>> start Provided material

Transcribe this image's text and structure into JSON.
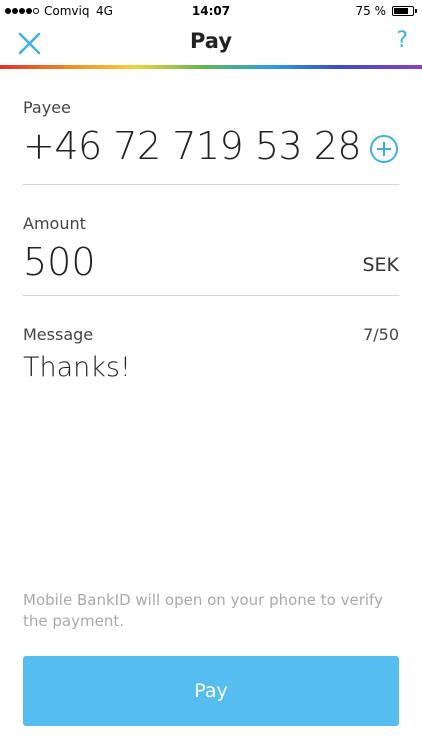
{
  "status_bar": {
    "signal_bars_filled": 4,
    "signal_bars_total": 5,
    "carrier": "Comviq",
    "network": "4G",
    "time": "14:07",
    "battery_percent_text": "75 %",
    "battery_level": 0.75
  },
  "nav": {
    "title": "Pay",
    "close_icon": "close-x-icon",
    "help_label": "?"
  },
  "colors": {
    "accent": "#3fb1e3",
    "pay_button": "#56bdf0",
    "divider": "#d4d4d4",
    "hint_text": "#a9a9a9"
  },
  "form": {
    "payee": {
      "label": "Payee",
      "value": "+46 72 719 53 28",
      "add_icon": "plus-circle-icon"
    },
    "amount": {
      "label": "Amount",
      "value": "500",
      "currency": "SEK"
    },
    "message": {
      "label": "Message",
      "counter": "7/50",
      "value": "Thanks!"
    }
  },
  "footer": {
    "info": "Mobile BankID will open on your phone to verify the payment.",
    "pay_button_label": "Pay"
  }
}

>> end Provided material

Exercise goal:
The listing above must be printed again exactly, minus its pictures.

Response to the task:
Transcribe this image's text and structure into JSON.
{
  "status_bar": {
    "signal_bars_filled": 4,
    "signal_bars_total": 5,
    "carrier": "Comviq",
    "network": "4G",
    "time": "14:07",
    "battery_percent_text": "75 %",
    "battery_level": 0.75
  },
  "nav": {
    "title": "Pay",
    "close_icon": "close-x-icon",
    "help_label": "?"
  },
  "colors": {
    "accent": "#3fb1e3",
    "pay_button": "#56bdf0",
    "divider": "#d4d4d4",
    "hint_text": "#a9a9a9"
  },
  "form": {
    "payee": {
      "label": "Payee",
      "value": "+46 72 719 53 28",
      "add_icon": "plus-circle-icon"
    },
    "amount": {
      "label": "Amount",
      "value": "500",
      "currency": "SEK"
    },
    "message": {
      "label": "Message",
      "counter": "7/50",
      "value": "Thanks!"
    }
  },
  "footer": {
    "info": "Mobile BankID will open on your phone to verify the payment.",
    "pay_button_label": "Pay"
  }
}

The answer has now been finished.